#### Excerpt from a dataset
____________________
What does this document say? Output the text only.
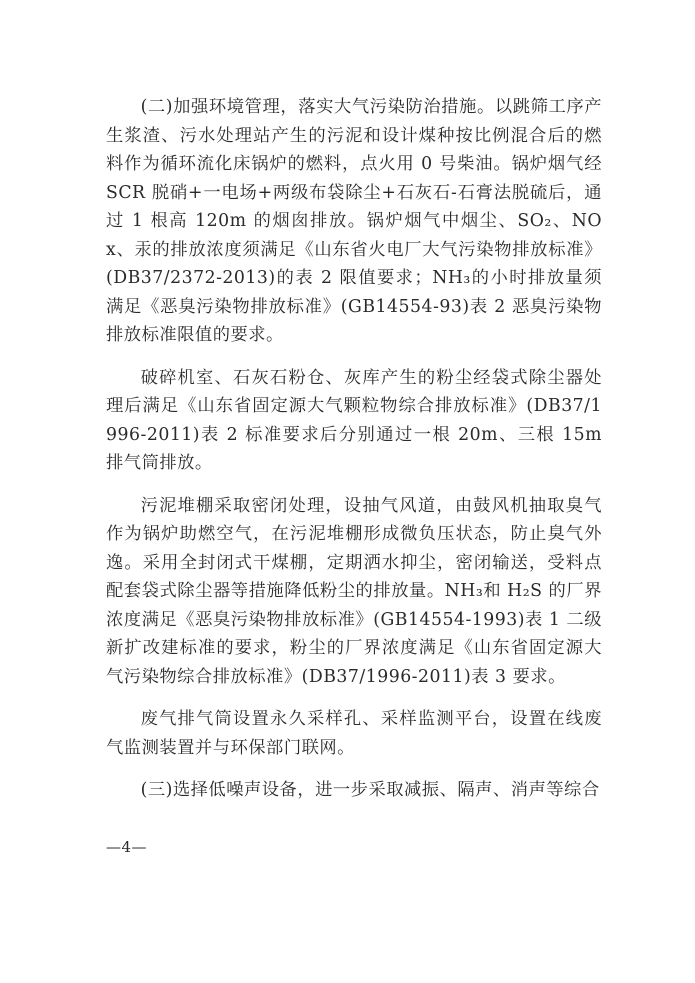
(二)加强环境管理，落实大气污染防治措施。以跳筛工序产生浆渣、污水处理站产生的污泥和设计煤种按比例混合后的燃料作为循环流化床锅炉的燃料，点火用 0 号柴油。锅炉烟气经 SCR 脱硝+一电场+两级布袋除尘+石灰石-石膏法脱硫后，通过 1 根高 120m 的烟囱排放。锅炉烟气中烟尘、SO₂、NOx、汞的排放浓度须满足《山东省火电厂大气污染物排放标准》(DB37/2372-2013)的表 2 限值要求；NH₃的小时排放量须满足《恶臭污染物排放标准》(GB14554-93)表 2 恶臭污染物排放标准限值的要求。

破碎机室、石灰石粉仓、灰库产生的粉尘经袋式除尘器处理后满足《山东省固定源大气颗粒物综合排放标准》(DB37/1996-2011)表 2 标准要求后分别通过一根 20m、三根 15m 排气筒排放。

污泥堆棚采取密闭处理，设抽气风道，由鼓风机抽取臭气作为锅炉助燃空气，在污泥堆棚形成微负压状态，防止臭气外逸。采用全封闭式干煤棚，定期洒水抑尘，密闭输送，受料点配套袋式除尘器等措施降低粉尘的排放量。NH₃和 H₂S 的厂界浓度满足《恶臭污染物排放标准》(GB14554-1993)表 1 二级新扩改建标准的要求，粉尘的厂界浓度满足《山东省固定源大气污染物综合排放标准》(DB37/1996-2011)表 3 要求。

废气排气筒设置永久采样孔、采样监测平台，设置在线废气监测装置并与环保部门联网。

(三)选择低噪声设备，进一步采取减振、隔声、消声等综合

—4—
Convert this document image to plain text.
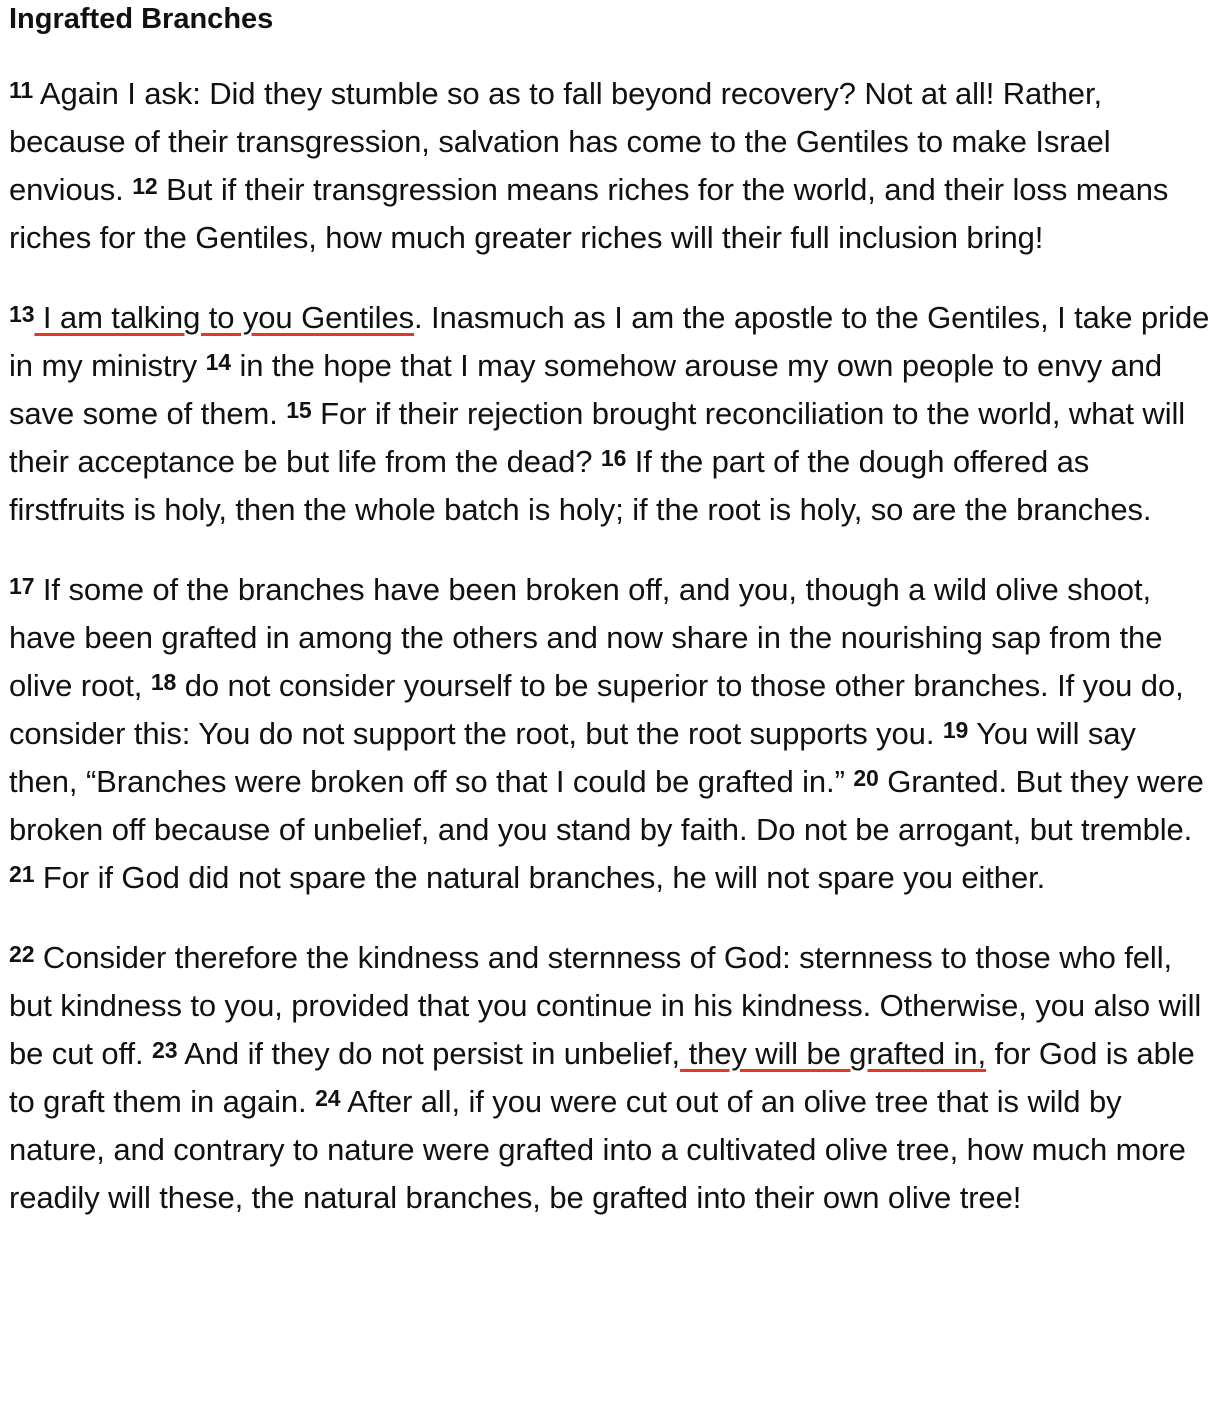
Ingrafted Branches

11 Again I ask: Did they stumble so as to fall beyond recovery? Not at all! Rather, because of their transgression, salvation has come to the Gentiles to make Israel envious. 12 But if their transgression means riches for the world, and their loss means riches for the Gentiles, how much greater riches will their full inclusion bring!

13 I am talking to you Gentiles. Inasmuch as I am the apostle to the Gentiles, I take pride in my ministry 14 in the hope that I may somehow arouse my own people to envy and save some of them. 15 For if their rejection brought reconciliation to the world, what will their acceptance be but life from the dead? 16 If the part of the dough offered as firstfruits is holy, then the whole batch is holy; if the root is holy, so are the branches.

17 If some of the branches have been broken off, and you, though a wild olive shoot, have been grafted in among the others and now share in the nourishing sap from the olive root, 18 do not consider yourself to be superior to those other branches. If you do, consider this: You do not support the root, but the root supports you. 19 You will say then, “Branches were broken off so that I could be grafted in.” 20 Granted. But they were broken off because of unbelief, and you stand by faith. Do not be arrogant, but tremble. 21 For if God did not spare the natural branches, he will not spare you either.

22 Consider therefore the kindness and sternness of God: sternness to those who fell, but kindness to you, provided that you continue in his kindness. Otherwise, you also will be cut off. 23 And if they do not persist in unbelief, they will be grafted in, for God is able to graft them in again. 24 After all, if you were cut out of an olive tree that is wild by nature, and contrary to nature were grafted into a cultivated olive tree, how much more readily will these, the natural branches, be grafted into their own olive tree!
____________________
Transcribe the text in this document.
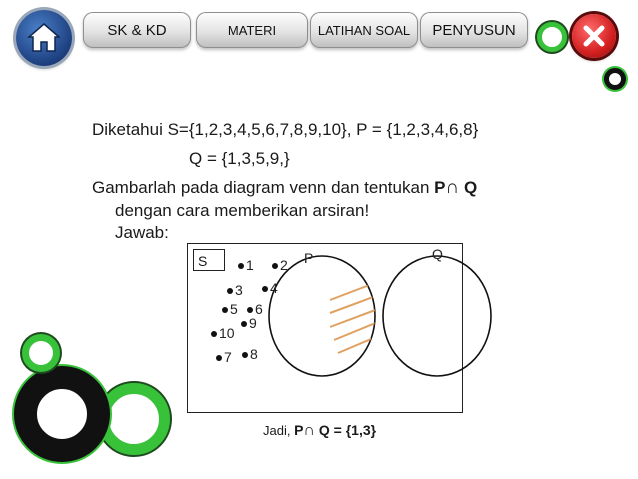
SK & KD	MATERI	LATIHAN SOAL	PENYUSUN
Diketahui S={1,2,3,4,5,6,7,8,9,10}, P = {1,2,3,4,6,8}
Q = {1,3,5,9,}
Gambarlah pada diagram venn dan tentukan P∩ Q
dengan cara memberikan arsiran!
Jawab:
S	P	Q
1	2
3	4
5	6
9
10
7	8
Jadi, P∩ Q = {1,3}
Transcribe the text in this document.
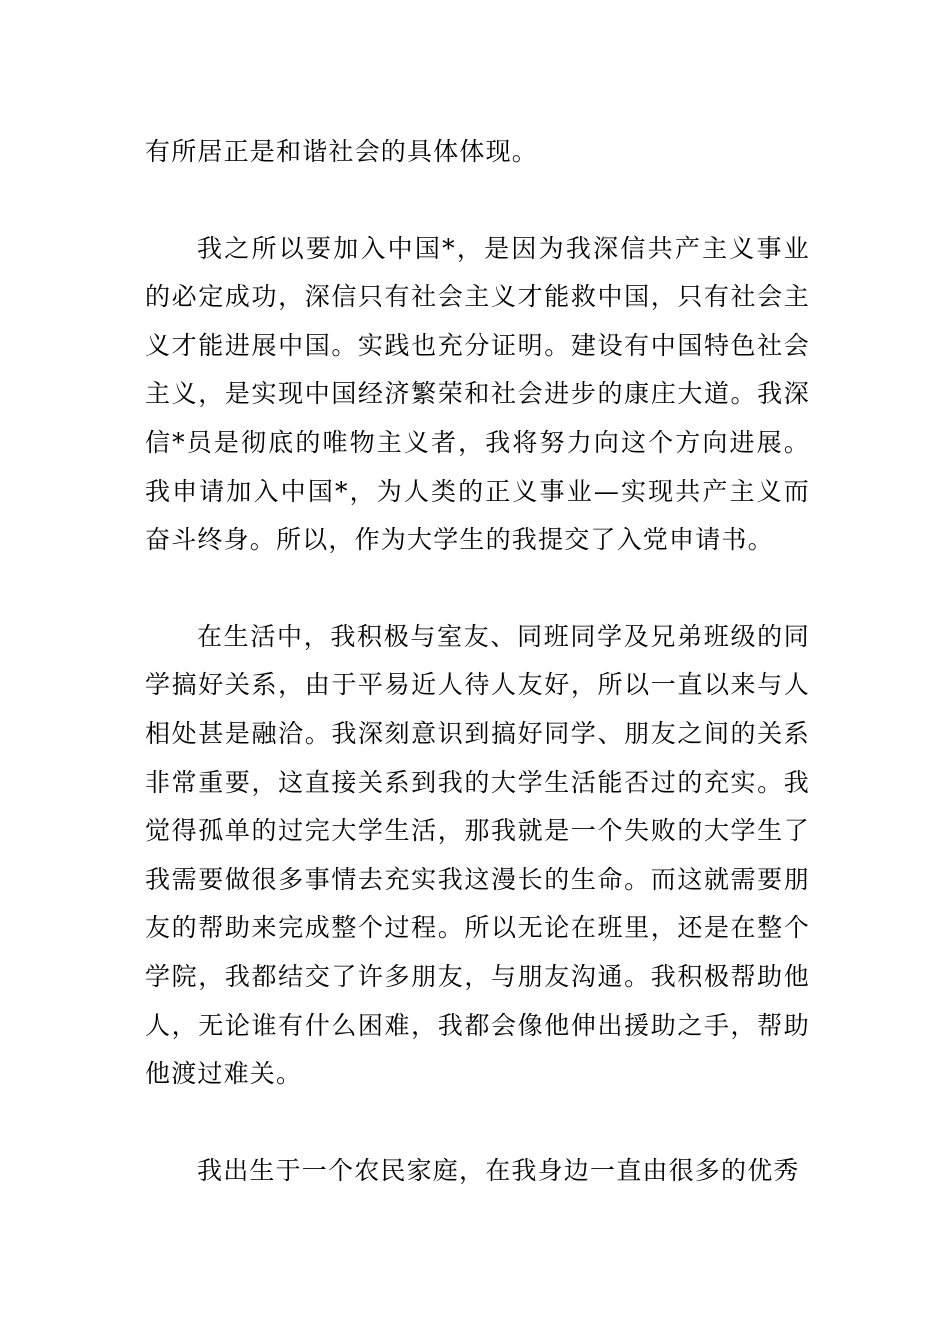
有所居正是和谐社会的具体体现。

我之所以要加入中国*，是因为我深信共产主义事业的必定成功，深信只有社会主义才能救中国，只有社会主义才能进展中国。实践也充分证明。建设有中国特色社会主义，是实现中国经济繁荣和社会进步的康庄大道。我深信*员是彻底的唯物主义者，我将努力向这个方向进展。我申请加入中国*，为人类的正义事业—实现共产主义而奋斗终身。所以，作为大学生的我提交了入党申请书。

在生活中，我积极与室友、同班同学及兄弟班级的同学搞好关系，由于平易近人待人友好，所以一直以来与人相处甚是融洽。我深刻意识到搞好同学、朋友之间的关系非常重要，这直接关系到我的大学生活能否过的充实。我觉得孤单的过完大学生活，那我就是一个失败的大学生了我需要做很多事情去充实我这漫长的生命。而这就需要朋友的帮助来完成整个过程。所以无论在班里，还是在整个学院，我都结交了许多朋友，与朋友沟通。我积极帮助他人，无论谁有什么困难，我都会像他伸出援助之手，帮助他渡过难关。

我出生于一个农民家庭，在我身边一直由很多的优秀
____________________
#### WHAT IS ASKED
Scan the listing above and copy all lines containing the word "text".

#### ANSWER TO THE PROBLEM
What does this document say? Output the text only.
Convert this document image to plain text.
Transcribe the text in this document.
Transcribe the text in this document.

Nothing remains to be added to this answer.